(EXERCISE DESCRIPTION)
Omit the pictures, please, and give each record below again exactly.

□ □ □

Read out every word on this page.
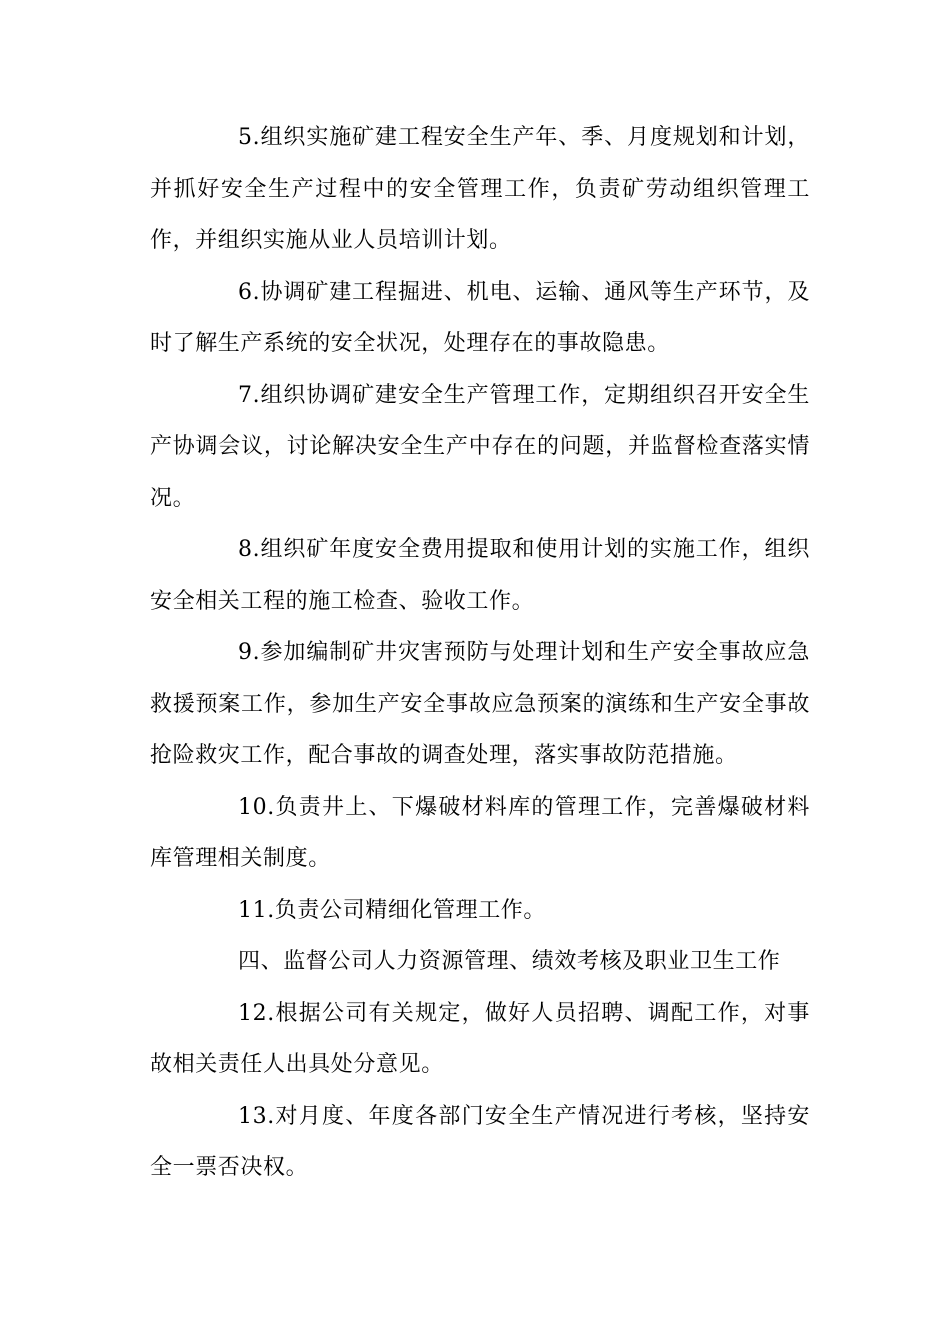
5.组织实施矿建工程安全生产年、季、月度规划和计划，并抓好安全生产过程中的安全管理工作，负责矿劳动组织管理工作，并组织实施从业人员培训计划。

6.协调矿建工程掘进、机电、运输、通风等生产环节，及时了解生产系统的安全状况，处理存在的事故隐患。

7.组织协调矿建安全生产管理工作，定期组织召开安全生产协调会议，讨论解决安全生产中存在的问题，并监督检查落实情况。

8.组织矿年度安全费用提取和使用计划的实施工作，组织安全相关工程的施工检查、验收工作。

9.参加编制矿井灾害预防与处理计划和生产安全事故应急救援预案工作，参加生产安全事故应急预案的演练和生产安全事故抢险救灾工作，配合事故的调查处理，落实事故防范措施。

10.负责井上、下爆破材料库的管理工作，完善爆破材料库管理相关制度。

11.负责公司精细化管理工作。

四、监督公司人力资源管理、绩效考核及职业卫生工作

12.根据公司有关规定，做好人员招聘、调配工作，对事故相关责任人出具处分意见。

13.对月度、年度各部门安全生产情况进行考核，坚持安全一票否决权。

□ □ □

(SOLUTION FOR THIS TASK)
Read out every word on this page.
5.组织实施矿建工程安全生产年、季、月度规划和计划，并抓好安全生产过程中的安全管理工作，负责矿劳动组织管理工作，并组织实施从业人员培训计划。

6.协调矿建工程掘进、机电、运输、通风等生产环节，及时了解生产系统的安全状况，处理存在的事故隐患。

7.组织协调矿建安全生产管理工作，定期组织召开安全生产协调会议，讨论解决安全生产中存在的问题，并监督检查落实情况。

8.组织矿年度安全费用提取和使用计划的实施工作，组织安全相关工程的施工检查、验收工作。

9.参加编制矿井灾害预防与处理计划和生产安全事故应急救援预案工作，参加生产安全事故应急预案的演练和生产安全事故抢险救灾工作，配合事故的调查处理，落实事故防范措施。

10.负责井上、下爆破材料库的管理工作，完善爆破材料库管理相关制度。

11.负责公司精细化管理工作。

四、监督公司人力资源管理、绩效考核及职业卫生工作

12.根据公司有关规定，做好人员招聘、调配工作，对事故相关责任人出具处分意见。

13.对月度、年度各部门安全生产情况进行考核，坚持安全一票否决权。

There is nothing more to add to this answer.